== DATASET EXTRACT

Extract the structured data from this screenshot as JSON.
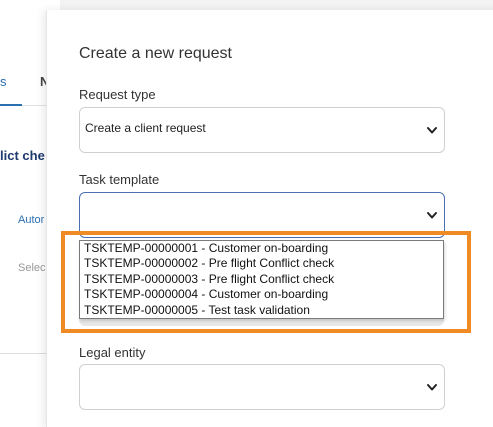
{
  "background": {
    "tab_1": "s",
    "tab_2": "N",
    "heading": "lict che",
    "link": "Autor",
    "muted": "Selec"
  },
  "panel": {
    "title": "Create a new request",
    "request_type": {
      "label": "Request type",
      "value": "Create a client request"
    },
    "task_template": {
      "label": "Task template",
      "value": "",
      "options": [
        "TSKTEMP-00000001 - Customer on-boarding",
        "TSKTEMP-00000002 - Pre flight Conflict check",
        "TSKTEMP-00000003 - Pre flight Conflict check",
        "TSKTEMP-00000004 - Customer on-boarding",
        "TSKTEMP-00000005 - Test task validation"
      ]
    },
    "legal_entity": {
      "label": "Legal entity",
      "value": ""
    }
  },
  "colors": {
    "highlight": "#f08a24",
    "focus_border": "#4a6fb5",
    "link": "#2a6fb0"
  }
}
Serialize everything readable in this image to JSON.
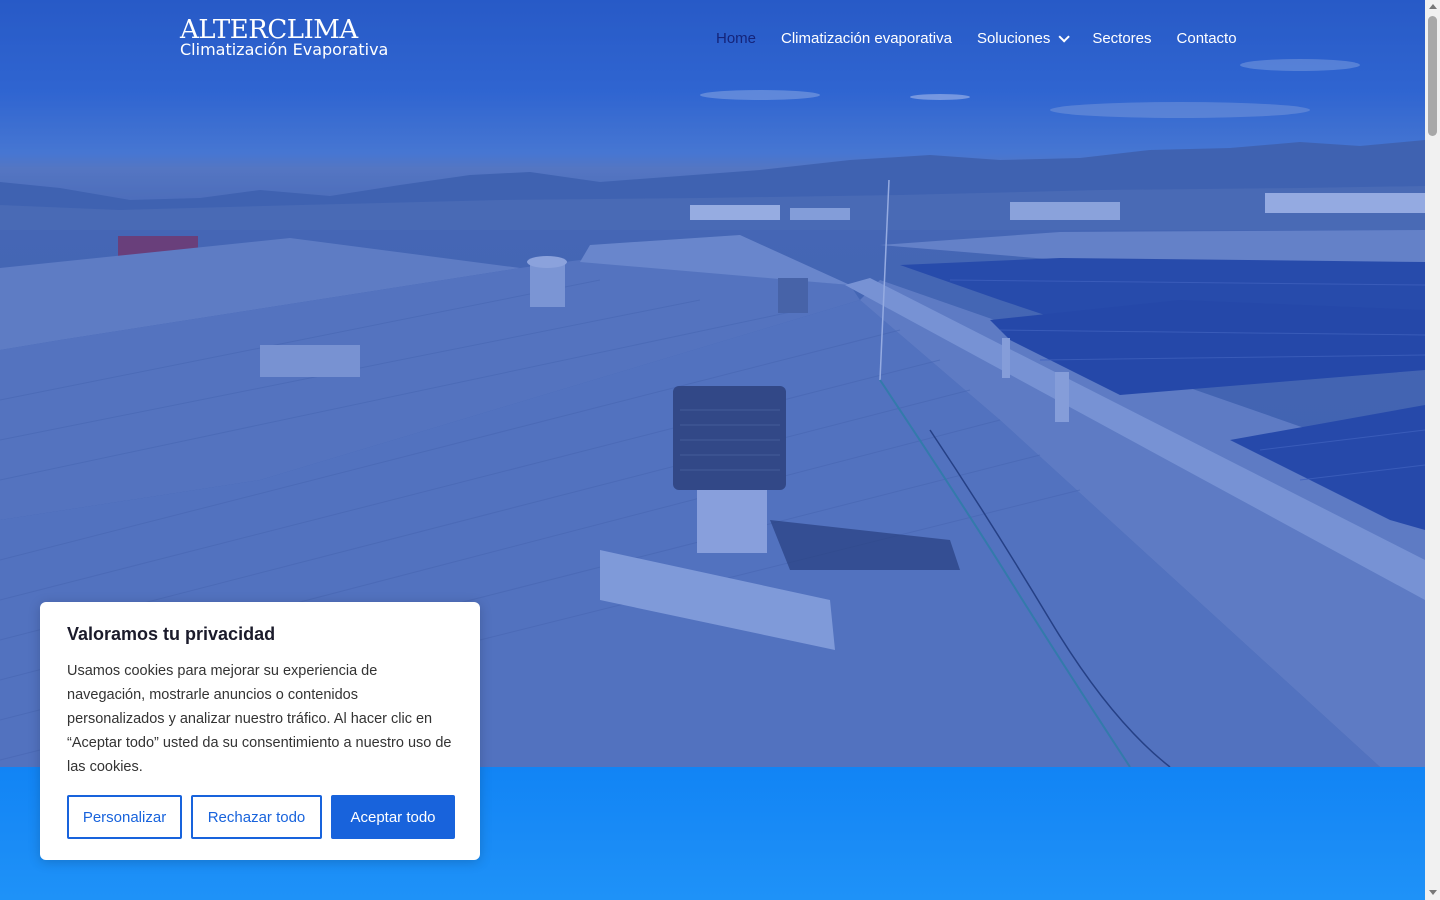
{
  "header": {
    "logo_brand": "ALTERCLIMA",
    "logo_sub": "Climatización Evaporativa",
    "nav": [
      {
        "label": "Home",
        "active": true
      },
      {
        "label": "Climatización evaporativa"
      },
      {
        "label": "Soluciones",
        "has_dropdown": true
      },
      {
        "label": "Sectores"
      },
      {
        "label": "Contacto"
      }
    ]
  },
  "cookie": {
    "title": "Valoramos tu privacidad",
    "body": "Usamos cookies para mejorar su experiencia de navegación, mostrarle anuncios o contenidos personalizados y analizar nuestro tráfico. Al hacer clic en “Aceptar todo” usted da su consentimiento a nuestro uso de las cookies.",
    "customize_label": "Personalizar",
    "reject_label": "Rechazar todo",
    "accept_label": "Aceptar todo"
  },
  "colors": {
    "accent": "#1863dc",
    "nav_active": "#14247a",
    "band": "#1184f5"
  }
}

====

◆ STATED TASK
Isolate the lines that hold the word "Aceptar" and copy all of them.

◆ OUTPUT OF THE TASK
    "body": "Usamos cookies para mejorar su experiencia de navegación, mostrarle anuncios o contenidos personalizados y analizar nuestro tráfico. Al hacer clic en “Aceptar todo” usted da su consentimiento a nuestro uso de las cookies.",
    "accept_label": "Aceptar todo"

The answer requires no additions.